Set problem: Reproduce each record below exactly as written.

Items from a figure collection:
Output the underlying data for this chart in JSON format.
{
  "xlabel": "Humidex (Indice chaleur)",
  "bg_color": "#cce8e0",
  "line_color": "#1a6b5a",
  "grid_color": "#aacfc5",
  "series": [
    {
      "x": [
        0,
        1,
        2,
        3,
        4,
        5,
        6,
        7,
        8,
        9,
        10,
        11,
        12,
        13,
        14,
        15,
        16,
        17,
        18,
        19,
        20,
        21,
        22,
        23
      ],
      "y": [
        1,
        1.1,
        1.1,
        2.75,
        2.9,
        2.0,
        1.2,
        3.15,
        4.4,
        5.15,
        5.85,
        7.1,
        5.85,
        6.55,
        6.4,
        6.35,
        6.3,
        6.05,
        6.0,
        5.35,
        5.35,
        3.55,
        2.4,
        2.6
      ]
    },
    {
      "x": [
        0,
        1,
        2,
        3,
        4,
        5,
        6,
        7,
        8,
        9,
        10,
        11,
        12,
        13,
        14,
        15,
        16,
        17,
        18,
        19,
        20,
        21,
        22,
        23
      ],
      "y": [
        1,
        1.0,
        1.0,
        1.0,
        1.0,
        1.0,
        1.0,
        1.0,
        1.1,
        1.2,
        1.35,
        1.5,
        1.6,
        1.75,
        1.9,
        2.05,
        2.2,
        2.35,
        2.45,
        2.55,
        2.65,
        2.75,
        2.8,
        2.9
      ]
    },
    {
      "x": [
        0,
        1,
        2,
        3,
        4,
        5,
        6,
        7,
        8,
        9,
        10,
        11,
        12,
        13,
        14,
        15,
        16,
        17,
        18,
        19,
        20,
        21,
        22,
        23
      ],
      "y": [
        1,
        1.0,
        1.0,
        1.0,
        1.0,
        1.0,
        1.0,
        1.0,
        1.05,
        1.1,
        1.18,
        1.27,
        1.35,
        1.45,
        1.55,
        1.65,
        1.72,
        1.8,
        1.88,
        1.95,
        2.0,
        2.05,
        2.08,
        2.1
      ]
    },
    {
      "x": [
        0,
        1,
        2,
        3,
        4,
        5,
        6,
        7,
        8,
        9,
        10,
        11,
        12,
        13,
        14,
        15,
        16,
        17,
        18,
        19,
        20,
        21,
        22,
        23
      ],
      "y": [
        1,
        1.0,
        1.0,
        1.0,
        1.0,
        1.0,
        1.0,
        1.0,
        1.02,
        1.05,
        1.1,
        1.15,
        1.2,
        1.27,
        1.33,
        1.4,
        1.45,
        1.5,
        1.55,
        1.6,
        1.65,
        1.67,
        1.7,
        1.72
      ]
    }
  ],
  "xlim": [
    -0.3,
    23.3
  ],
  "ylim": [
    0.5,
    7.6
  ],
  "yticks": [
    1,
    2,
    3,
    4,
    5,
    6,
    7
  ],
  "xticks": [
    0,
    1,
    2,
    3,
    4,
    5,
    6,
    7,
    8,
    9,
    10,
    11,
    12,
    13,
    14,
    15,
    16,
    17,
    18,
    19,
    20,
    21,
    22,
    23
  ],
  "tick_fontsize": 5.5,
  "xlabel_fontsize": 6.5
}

Finished task:
Output the underlying data for this chart in JSON format.
{
  "xlabel": "Humidex (Indice chaleur)",
  "bg_color": "#cce8e0",
  "line_color": "#1a6b5a",
  "grid_color": "#aacfc5",
  "series": [
    {
      "x": [
        0,
        1,
        2,
        3,
        4,
        5,
        6,
        7,
        8,
        9,
        10,
        11,
        12,
        13,
        14,
        15,
        16,
        17,
        18,
        19,
        20,
        21,
        22,
        23
      ],
      "y": [
        1,
        1.1,
        1.1,
        2.75,
        2.9,
        2.0,
        1.2,
        3.15,
        4.4,
        5.15,
        5.85,
        7.1,
        5.85,
        6.55,
        6.4,
        6.35,
        6.3,
        6.05,
        6.0,
        5.35,
        5.35,
        3.55,
        2.4,
        2.6
      ]
    },
    {
      "x": [
        0,
        1,
        2,
        3,
        4,
        5,
        6,
        7,
        8,
        9,
        10,
        11,
        12,
        13,
        14,
        15,
        16,
        17,
        18,
        19,
        20,
        21,
        22,
        23
      ],
      "y": [
        1,
        1.0,
        1.0,
        1.0,
        1.0,
        1.0,
        1.0,
        1.0,
        1.1,
        1.2,
        1.35,
        1.5,
        1.6,
        1.75,
        1.9,
        2.05,
        2.2,
        2.35,
        2.45,
        2.55,
        2.65,
        2.75,
        2.8,
        2.9
      ]
    },
    {
      "x": [
        0,
        1,
        2,
        3,
        4,
        5,
        6,
        7,
        8,
        9,
        10,
        11,
        12,
        13,
        14,
        15,
        16,
        17,
        18,
        19,
        20,
        21,
        22,
        23
      ],
      "y": [
        1,
        1.0,
        1.0,
        1.0,
        1.0,
        1.0,
        1.0,
        1.0,
        1.05,
        1.1,
        1.18,
        1.27,
        1.35,
        1.45,
        1.55,
        1.65,
        1.72,
        1.8,
        1.88,
        1.95,
        2.0,
        2.05,
        2.08,
        2.1
      ]
    },
    {
      "x": [
        0,
        1,
        2,
        3,
        4,
        5,
        6,
        7,
        8,
        9,
        10,
        11,
        12,
        13,
        14,
        15,
        16,
        17,
        18,
        19,
        20,
        21,
        22,
        23
      ],
      "y": [
        1,
        1.0,
        1.0,
        1.0,
        1.0,
        1.0,
        1.0,
        1.0,
        1.02,
        1.05,
        1.1,
        1.15,
        1.2,
        1.27,
        1.33,
        1.4,
        1.45,
        1.5,
        1.55,
        1.6,
        1.65,
        1.67,
        1.7,
        1.72
      ]
    }
  ],
  "xlim": [
    -0.3,
    23.3
  ],
  "ylim": [
    0.5,
    7.6
  ],
  "yticks": [
    1,
    2,
    3,
    4,
    5,
    6,
    7
  ],
  "xticks": [
    0,
    1,
    2,
    3,
    4,
    5,
    6,
    7,
    8,
    9,
    10,
    11,
    12,
    13,
    14,
    15,
    16,
    17,
    18,
    19,
    20,
    21,
    22,
    23
  ],
  "tick_fontsize": 5.5,
  "xlabel_fontsize": 6.5
}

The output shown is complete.